▸ What is being asked
Omit all images. Write out the rest of the material exactly.
* * *
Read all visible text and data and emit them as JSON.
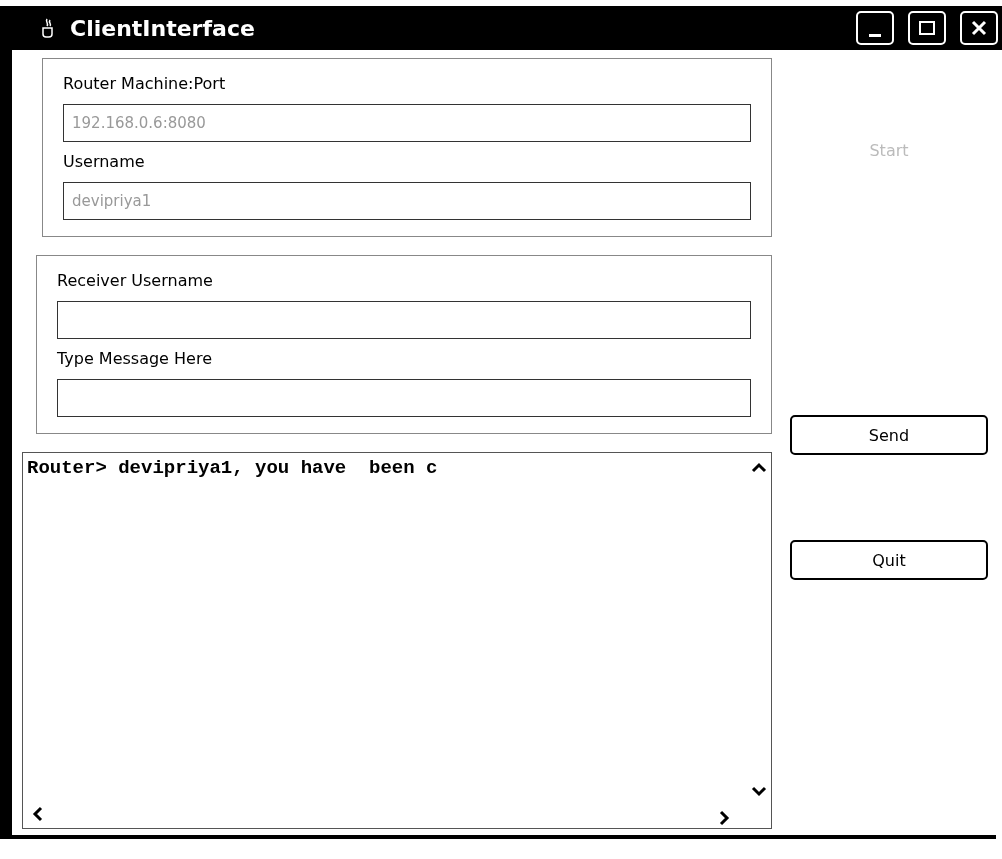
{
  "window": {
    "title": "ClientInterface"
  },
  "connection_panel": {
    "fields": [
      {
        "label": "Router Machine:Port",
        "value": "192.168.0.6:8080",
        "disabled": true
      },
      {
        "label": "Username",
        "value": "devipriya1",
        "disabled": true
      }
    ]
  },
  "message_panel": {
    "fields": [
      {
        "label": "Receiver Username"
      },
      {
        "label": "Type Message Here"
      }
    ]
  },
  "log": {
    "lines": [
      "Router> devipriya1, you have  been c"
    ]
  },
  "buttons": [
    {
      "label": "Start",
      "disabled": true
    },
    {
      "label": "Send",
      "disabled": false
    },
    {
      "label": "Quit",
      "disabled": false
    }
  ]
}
* * *
▸ Exercise output
Read all visible text and data and emit them as JSON.
{
  "window": {
    "title": "ClientInterface"
  },
  "connection_panel": {
    "fields": [
      {
        "label": "Router Machine:Port",
        "value": "192.168.0.6:8080",
        "disabled": true
      },
      {
        "label": "Username",
        "value": "devipriya1",
        "disabled": true
      }
    ]
  },
  "message_panel": {
    "fields": [
      {
        "label": "Receiver Username"
      },
      {
        "label": "Type Message Here"
      }
    ]
  },
  "log": {
    "lines": [
      "Router> devipriya1, you have  been c"
    ]
  },
  "buttons": [
    {
      "label": "Start",
      "disabled": true
    },
    {
      "label": "Send",
      "disabled": false
    },
    {
      "label": "Quit",
      "disabled": false
    }
  ]
}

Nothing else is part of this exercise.